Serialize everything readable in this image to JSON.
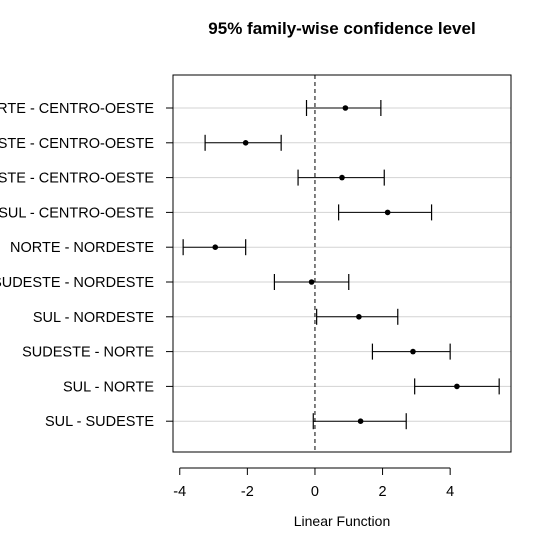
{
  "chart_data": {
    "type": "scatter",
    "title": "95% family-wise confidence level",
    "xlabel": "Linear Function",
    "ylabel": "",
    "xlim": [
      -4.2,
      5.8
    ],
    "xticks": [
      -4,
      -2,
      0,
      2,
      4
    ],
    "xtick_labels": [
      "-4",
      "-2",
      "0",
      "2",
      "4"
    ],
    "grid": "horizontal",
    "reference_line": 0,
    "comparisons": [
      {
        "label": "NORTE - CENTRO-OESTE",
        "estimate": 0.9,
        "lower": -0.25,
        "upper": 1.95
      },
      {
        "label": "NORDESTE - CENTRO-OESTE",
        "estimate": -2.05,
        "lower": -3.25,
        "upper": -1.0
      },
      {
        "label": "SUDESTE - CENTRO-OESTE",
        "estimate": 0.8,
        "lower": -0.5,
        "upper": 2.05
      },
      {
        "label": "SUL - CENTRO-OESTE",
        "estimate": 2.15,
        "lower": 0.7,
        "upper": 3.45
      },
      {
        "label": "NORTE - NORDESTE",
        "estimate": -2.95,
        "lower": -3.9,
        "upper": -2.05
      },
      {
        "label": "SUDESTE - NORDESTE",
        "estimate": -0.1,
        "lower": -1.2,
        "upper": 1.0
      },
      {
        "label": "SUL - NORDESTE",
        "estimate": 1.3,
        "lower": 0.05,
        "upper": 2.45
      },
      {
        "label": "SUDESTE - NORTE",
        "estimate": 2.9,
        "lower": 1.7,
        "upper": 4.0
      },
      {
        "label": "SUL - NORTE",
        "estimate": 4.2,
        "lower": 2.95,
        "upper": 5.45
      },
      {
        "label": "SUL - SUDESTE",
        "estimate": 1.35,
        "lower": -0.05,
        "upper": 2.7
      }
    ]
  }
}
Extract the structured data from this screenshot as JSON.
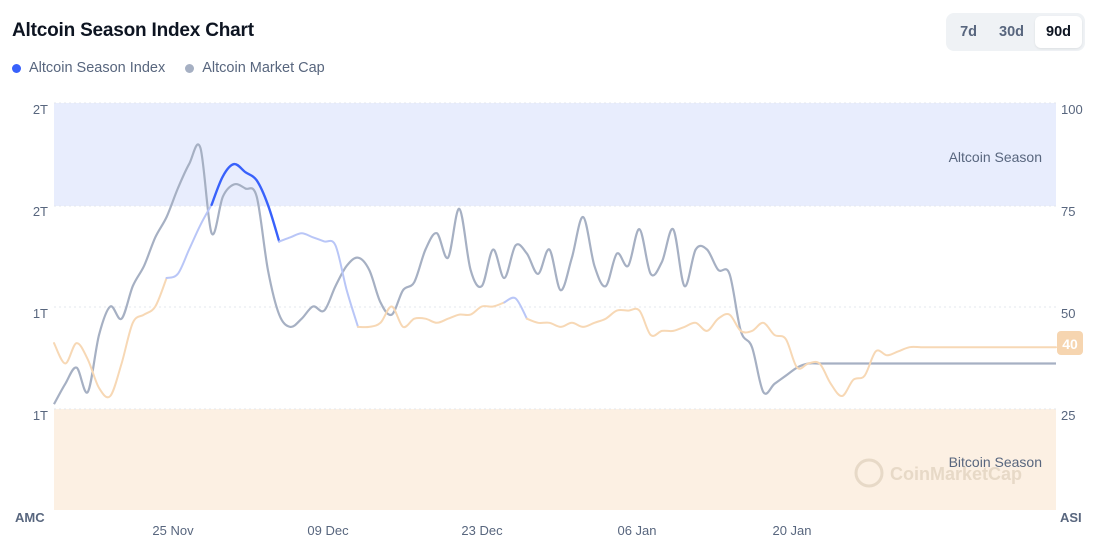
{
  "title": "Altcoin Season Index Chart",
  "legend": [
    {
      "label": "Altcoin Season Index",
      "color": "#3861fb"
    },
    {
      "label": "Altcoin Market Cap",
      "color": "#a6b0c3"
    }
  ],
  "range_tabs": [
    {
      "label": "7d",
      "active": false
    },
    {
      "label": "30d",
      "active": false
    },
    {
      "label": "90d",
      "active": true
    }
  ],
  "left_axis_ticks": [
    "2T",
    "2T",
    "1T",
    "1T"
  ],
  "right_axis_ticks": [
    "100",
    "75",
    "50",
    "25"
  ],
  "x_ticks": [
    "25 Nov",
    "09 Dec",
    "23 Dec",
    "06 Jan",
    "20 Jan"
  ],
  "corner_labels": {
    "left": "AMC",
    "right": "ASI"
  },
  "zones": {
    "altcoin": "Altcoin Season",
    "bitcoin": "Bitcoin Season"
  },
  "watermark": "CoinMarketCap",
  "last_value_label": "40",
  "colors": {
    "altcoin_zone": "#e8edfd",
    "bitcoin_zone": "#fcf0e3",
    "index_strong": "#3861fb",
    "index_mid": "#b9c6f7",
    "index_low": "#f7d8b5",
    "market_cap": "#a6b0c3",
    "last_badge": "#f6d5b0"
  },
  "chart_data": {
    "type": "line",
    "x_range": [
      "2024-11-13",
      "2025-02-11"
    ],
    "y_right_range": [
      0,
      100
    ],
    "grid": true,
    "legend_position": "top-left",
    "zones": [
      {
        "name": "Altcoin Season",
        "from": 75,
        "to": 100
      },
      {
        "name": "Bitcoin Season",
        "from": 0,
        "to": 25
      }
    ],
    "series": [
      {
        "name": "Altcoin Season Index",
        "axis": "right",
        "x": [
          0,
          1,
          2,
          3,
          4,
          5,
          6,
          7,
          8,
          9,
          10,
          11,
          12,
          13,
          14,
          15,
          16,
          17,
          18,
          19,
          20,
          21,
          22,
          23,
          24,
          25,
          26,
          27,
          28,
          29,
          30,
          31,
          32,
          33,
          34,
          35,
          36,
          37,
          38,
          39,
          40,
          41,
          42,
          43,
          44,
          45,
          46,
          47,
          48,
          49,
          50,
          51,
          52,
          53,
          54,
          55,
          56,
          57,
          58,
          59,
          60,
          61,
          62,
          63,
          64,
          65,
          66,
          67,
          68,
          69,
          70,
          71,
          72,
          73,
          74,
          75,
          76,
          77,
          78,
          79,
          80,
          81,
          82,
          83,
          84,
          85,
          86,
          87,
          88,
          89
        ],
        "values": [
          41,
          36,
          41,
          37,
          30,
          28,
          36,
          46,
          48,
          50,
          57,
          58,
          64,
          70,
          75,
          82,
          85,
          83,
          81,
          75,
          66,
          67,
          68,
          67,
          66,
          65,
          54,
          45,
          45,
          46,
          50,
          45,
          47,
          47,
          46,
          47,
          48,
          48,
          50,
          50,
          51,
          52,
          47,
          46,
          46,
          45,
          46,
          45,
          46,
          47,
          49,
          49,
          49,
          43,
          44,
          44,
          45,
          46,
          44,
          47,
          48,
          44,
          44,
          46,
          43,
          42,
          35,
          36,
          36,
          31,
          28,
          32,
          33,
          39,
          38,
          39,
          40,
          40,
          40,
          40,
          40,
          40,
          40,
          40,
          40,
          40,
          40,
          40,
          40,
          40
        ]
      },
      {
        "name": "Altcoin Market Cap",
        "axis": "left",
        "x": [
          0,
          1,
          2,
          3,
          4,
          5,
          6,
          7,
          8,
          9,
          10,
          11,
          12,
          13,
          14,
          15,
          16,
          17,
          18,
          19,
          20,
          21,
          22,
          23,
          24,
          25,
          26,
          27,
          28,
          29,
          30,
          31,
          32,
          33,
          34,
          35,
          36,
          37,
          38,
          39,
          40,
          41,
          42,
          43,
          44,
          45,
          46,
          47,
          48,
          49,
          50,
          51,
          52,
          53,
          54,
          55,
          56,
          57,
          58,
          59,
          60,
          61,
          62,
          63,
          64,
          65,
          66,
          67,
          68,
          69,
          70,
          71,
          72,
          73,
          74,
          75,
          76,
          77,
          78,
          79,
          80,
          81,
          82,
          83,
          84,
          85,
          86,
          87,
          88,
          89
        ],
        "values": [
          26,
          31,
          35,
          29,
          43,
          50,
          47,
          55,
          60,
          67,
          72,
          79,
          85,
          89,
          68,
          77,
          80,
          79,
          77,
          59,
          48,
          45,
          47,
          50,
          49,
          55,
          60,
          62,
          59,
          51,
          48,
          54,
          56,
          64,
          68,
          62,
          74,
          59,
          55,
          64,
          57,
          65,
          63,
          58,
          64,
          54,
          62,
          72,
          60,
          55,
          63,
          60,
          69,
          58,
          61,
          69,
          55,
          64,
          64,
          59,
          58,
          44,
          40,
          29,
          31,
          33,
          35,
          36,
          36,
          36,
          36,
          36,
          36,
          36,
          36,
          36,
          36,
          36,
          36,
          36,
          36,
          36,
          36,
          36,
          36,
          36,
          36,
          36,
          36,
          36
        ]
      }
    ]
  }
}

====

:: Set problem ::
Omit the pictures and give the material again, exactly and in full.

:: Exercise output ::
Serialize everything readable in this image to JSON.
{
  "chart_data": {
    "type": "scatter",
    "title": "95% family-wise confidence level",
    "xlabel": "Linear Function",
    "ylabel": "",
    "xlim": [
      -4.2,
      5.8
    ],
    "xticks": [
      -4,
      -2,
      0,
      2,
      4
    ],
    "xtick_labels": [
      "-4",
      "-2",
      "0",
      "2",
      "4"
    ],
    "grid": "horizontal",
    "reference_line": 0,
    "comparisons": [
      {
        "label": "NORTE - CENTRO-OESTE",
        "estimate": 0.9,
        "lower": -0.25,
        "upper": 1.95
      },
      {
        "label": "NORDESTE - CENTRO-OESTE",
        "estimate": -2.05,
        "lower": -3.25,
        "upper": -1.0
      },
      {
        "label": "SUDESTE - CENTRO-OESTE",
        "estimate": 0.8,
        "lower": -0.5,
        "upper": 2.05
      },
      {
        "label": "SUL - CENTRO-OESTE",
        "estimate": 2.15,
        "lower": 0.7,
        "upper": 3.45
      },
      {
        "label": "NORTE - NORDESTE",
        "estimate": -2.95,
        "lower": -3.9,
        "upper": -2.05
      },
      {
        "label": "SUDESTE - NORDESTE",
        "estimate": -0.1,
        "lower": -1.2,
        "upper": 1.0
      },
      {
        "label": "SUL - NORDESTE",
        "estimate": 1.3,
        "lower": 0.05,
        "upper": 2.45
      },
      {
        "label": "SUDESTE - NORTE",
        "estimate": 2.9,
        "lower": 1.7,
        "upper": 4.0
      },
      {
        "label": "SUL - NORTE",
        "estimate": 4.2,
        "lower": 2.95,
        "upper": 5.45
      },
      {
        "label": "SUL - SUDESTE",
        "estimate": 1.35,
        "lower": -0.05,
        "upper": 2.7
      }
    ]
  }
}
Extract the structured data from this screenshot as JSON.
{
  "title": "Altcoin Season Index Chart",
  "legend": [
    {
      "label": "Altcoin Season Index",
      "color": "#3861fb"
    },
    {
      "label": "Altcoin Market Cap",
      "color": "#a6b0c3"
    }
  ],
  "range_tabs": [
    {
      "label": "7d",
      "active": false
    },
    {
      "label": "30d",
      "active": false
    },
    {
      "label": "90d",
      "active": true
    }
  ],
  "left_axis_ticks": [
    "2T",
    "2T",
    "1T",
    "1T"
  ],
  "right_axis_ticks": [
    "100",
    "75",
    "50",
    "25"
  ],
  "x_ticks": [
    "25 Nov",
    "09 Dec",
    "23 Dec",
    "06 Jan",
    "20 Jan"
  ],
  "corner_labels": {
    "left": "AMC",
    "right": "ASI"
  },
  "zones": {
    "altcoin": "Altcoin Season",
    "bitcoin": "Bitcoin Season"
  },
  "watermark": "CoinMarketCap",
  "last_value_label": "40",
  "colors": {
    "altcoin_zone": "#e8edfd",
    "bitcoin_zone": "#fcf0e3",
    "index_strong": "#3861fb",
    "index_mid": "#b9c6f7",
    "index_low": "#f7d8b5",
    "market_cap": "#a6b0c3",
    "last_badge": "#f6d5b0"
  },
  "chart_data": {
    "type": "line",
    "x_range": [
      "2024-11-13",
      "2025-02-11"
    ],
    "y_right_range": [
      0,
      100
    ],
    "grid": true,
    "legend_position": "top-left",
    "zones": [
      {
        "name": "Altcoin Season",
        "from": 75,
        "to": 100
      },
      {
        "name": "Bitcoin Season",
        "from": 0,
        "to": 25
      }
    ],
    "series": [
      {
        "name": "Altcoin Season Index",
        "axis": "right",
        "x": [
          0,
          1,
          2,
          3,
          4,
          5,
          6,
          7,
          8,
          9,
          10,
          11,
          12,
          13,
          14,
          15,
          16,
          17,
          18,
          19,
          20,
          21,
          22,
          23,
          24,
          25,
          26,
          27,
          28,
          29,
          30,
          31,
          32,
          33,
          34,
          35,
          36,
          37,
          38,
          39,
          40,
          41,
          42,
          43,
          44,
          45,
          46,
          47,
          48,
          49,
          50,
          51,
          52,
          53,
          54,
          55,
          56,
          57,
          58,
          59,
          60,
          61,
          62,
          63,
          64,
          65,
          66,
          67,
          68,
          69,
          70,
          71,
          72,
          73,
          74,
          75,
          76,
          77,
          78,
          79,
          80,
          81,
          82,
          83,
          84,
          85,
          86,
          87,
          88,
          89
        ],
        "values": [
          41,
          36,
          41,
          37,
          30,
          28,
          36,
          46,
          48,
          50,
          57,
          58,
          64,
          70,
          75,
          82,
          85,
          83,
          81,
          75,
          66,
          67,
          68,
          67,
          66,
          65,
          54,
          45,
          45,
          46,
          50,
          45,
          47,
          47,
          46,
          47,
          48,
          48,
          50,
          50,
          51,
          52,
          47,
          46,
          46,
          45,
          46,
          45,
          46,
          47,
          49,
          49,
          49,
          43,
          44,
          44,
          45,
          46,
          44,
          47,
          48,
          44,
          44,
          46,
          43,
          42,
          35,
          36,
          36,
          31,
          28,
          32,
          33,
          39,
          38,
          39,
          40,
          40,
          40,
          40,
          40,
          40,
          40,
          40,
          40,
          40,
          40,
          40,
          40,
          40
        ]
      },
      {
        "name": "Altcoin Market Cap",
        "axis": "left",
        "x": [
          0,
          1,
          2,
          3,
          4,
          5,
          6,
          7,
          8,
          9,
          10,
          11,
          12,
          13,
          14,
          15,
          16,
          17,
          18,
          19,
          20,
          21,
          22,
          23,
          24,
          25,
          26,
          27,
          28,
          29,
          30,
          31,
          32,
          33,
          34,
          35,
          36,
          37,
          38,
          39,
          40,
          41,
          42,
          43,
          44,
          45,
          46,
          47,
          48,
          49,
          50,
          51,
          52,
          53,
          54,
          55,
          56,
          57,
          58,
          59,
          60,
          61,
          62,
          63,
          64,
          65,
          66,
          67,
          68,
          69,
          70,
          71,
          72,
          73,
          74,
          75,
          76,
          77,
          78,
          79,
          80,
          81,
          82,
          83,
          84,
          85,
          86,
          87,
          88,
          89
        ],
        "values": [
          26,
          31,
          35,
          29,
          43,
          50,
          47,
          55,
          60,
          67,
          72,
          79,
          85,
          89,
          68,
          77,
          80,
          79,
          77,
          59,
          48,
          45,
          47,
          50,
          49,
          55,
          60,
          62,
          59,
          51,
          48,
          54,
          56,
          64,
          68,
          62,
          74,
          59,
          55,
          64,
          57,
          65,
          63,
          58,
          64,
          54,
          62,
          72,
          60,
          55,
          63,
          60,
          69,
          58,
          61,
          69,
          55,
          64,
          64,
          59,
          58,
          44,
          40,
          29,
          31,
          33,
          35,
          36,
          36,
          36,
          36,
          36,
          36,
          36,
          36,
          36,
          36,
          36,
          36,
          36,
          36,
          36,
          36,
          36,
          36,
          36,
          36,
          36,
          36,
          36
        ]
      }
    ]
  }
}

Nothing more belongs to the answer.